WORKING DATA =>

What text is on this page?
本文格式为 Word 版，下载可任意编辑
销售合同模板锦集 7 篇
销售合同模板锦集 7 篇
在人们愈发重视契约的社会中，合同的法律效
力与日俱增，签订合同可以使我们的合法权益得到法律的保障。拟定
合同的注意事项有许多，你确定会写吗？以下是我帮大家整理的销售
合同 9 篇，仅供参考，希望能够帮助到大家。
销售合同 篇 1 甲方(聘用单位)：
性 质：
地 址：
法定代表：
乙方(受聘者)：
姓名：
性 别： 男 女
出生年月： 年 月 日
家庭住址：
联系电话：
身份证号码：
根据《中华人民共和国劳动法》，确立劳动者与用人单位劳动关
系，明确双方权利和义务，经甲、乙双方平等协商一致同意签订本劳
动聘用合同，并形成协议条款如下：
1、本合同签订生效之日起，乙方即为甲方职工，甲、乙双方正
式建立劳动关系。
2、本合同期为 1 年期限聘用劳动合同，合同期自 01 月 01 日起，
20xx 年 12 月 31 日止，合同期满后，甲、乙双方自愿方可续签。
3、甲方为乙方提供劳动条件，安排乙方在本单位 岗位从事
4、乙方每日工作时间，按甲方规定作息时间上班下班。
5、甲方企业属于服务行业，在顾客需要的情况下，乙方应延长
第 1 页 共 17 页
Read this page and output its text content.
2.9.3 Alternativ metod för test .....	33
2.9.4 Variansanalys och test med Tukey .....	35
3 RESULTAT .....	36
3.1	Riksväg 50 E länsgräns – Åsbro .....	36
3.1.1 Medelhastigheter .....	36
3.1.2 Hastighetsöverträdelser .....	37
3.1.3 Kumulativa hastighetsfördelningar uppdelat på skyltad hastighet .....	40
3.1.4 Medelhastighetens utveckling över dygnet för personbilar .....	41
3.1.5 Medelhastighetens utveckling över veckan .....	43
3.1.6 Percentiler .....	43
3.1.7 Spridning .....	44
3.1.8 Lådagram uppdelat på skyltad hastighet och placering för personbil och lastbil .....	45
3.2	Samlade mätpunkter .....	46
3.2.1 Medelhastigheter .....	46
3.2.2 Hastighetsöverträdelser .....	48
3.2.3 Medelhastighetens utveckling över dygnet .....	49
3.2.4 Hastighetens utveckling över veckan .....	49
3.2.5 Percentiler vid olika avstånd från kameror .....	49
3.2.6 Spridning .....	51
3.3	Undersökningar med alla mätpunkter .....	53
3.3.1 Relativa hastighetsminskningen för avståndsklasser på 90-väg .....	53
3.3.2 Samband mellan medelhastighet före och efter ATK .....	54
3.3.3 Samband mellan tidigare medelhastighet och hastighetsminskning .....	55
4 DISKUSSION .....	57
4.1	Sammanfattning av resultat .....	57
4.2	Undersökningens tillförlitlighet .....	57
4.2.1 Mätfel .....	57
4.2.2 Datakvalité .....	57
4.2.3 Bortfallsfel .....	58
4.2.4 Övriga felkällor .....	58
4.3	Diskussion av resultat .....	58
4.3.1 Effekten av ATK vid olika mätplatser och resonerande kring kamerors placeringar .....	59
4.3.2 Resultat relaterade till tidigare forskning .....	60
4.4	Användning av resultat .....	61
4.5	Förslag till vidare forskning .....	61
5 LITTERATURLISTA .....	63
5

EXERCISE =>
Consider the entries above and return each line with the string "skyltad".

FULL SOLUTION =>
3.1.3 Kumulativa hastighetsfördelningar uppdelat på skyltad hastighet .....	40
3.1.8 Lådagram uppdelat på skyltad hastighet och placering för personbil och lastbil .....	45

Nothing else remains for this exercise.